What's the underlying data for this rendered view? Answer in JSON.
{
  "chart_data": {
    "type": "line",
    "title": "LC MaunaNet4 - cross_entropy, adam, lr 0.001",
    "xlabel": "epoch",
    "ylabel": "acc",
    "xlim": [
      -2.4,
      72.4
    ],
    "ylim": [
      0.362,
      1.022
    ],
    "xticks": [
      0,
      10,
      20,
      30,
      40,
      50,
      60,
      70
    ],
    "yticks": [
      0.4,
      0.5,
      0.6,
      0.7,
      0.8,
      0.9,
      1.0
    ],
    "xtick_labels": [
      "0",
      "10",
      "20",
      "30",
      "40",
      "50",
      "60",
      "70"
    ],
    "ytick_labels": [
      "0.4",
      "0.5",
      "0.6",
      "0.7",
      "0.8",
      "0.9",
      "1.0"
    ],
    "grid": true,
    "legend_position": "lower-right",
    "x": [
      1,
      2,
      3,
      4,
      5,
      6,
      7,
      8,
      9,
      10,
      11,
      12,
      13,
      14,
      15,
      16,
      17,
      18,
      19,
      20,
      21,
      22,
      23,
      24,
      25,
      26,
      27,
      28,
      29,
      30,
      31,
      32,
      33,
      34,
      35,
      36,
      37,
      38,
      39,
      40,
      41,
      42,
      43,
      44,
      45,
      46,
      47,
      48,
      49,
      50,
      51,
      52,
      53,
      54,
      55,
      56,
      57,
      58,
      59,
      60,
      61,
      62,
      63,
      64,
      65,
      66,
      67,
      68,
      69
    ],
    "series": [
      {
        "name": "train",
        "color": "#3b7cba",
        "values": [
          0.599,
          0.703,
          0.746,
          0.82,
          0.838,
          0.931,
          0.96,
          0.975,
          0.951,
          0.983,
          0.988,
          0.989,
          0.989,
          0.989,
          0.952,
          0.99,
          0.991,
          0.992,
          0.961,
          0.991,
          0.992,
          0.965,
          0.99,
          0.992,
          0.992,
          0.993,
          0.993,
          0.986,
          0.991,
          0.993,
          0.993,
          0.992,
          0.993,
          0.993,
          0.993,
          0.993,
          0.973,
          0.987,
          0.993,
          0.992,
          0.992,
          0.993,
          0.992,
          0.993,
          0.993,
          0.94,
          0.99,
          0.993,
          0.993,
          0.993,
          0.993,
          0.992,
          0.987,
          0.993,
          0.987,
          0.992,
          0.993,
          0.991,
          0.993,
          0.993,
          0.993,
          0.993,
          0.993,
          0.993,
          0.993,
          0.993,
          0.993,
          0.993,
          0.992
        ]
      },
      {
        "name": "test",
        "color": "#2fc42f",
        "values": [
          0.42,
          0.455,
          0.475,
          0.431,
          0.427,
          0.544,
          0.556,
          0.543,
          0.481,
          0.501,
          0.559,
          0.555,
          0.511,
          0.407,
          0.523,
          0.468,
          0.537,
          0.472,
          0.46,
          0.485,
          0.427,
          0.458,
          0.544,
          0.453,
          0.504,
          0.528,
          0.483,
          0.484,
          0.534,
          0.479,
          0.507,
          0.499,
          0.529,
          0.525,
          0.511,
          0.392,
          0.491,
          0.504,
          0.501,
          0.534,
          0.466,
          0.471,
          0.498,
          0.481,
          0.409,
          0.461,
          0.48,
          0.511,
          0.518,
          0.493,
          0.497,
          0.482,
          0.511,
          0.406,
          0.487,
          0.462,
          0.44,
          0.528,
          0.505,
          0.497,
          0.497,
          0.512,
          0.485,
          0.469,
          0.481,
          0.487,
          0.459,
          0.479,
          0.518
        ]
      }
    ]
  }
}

======

▶ _STATED TASK_:
Every record above must be duplicated exactly.

▶ _EXERCISE SOLUTION_:
What's the underlying data for this rendered view? Answer in JSON.
{
  "chart_data": {
    "type": "line",
    "title": "LC MaunaNet4 - cross_entropy, adam, lr 0.001",
    "xlabel": "epoch",
    "ylabel": "acc",
    "xlim": [
      -2.4,
      72.4
    ],
    "ylim": [
      0.362,
      1.022
    ],
    "xticks": [
      0,
      10,
      20,
      30,
      40,
      50,
      60,
      70
    ],
    "yticks": [
      0.4,
      0.5,
      0.6,
      0.7,
      0.8,
      0.9,
      1.0
    ],
    "xtick_labels": [
      "0",
      "10",
      "20",
      "30",
      "40",
      "50",
      "60",
      "70"
    ],
    "ytick_labels": [
      "0.4",
      "0.5",
      "0.6",
      "0.7",
      "0.8",
      "0.9",
      "1.0"
    ],
    "grid": true,
    "legend_position": "lower-right",
    "x": [
      1,
      2,
      3,
      4,
      5,
      6,
      7,
      8,
      9,
      10,
      11,
      12,
      13,
      14,
      15,
      16,
      17,
      18,
      19,
      20,
      21,
      22,
      23,
      24,
      25,
      26,
      27,
      28,
      29,
      30,
      31,
      32,
      33,
      34,
      35,
      36,
      37,
      38,
      39,
      40,
      41,
      42,
      43,
      44,
      45,
      46,
      47,
      48,
      49,
      50,
      51,
      52,
      53,
      54,
      55,
      56,
      57,
      58,
      59,
      60,
      61,
      62,
      63,
      64,
      65,
      66,
      67,
      68,
      69
    ],
    "series": [
      {
        "name": "train",
        "color": "#3b7cba",
        "values": [
          0.599,
          0.703,
          0.746,
          0.82,
          0.838,
          0.931,
          0.96,
          0.975,
          0.951,
          0.983,
          0.988,
          0.989,
          0.989,
          0.989,
          0.952,
          0.99,
          0.991,
          0.992,
          0.961,
          0.991,
          0.992,
          0.965,
          0.99,
          0.992,
          0.992,
          0.993,
          0.993,
          0.986,
          0.991,
          0.993,
          0.993,
          0.992,
          0.993,
          0.993,
          0.993,
          0.993,
          0.973,
          0.987,
          0.993,
          0.992,
          0.992,
          0.993,
          0.992,
          0.993,
          0.993,
          0.94,
          0.99,
          0.993,
          0.993,
          0.993,
          0.993,
          0.992,
          0.987,
          0.993,
          0.987,
          0.992,
          0.993,
          0.991,
          0.993,
          0.993,
          0.993,
          0.993,
          0.993,
          0.993,
          0.993,
          0.993,
          0.993,
          0.993,
          0.992
        ]
      },
      {
        "name": "test",
        "color": "#2fc42f",
        "values": [
          0.42,
          0.455,
          0.475,
          0.431,
          0.427,
          0.544,
          0.556,
          0.543,
          0.481,
          0.501,
          0.559,
          0.555,
          0.511,
          0.407,
          0.523,
          0.468,
          0.537,
          0.472,
          0.46,
          0.485,
          0.427,
          0.458,
          0.544,
          0.453,
          0.504,
          0.528,
          0.483,
          0.484,
          0.534,
          0.479,
          0.507,
          0.499,
          0.529,
          0.525,
          0.511,
          0.392,
          0.491,
          0.504,
          0.501,
          0.534,
          0.466,
          0.471,
          0.498,
          0.481,
          0.409,
          0.461,
          0.48,
          0.511,
          0.518,
          0.493,
          0.497,
          0.482,
          0.511,
          0.406,
          0.487,
          0.462,
          0.44,
          0.528,
          0.505,
          0.497,
          0.497,
          0.512,
          0.485,
          0.469,
          0.481,
          0.487,
          0.459,
          0.479,
          0.518
        ]
      }
    ]
  }
}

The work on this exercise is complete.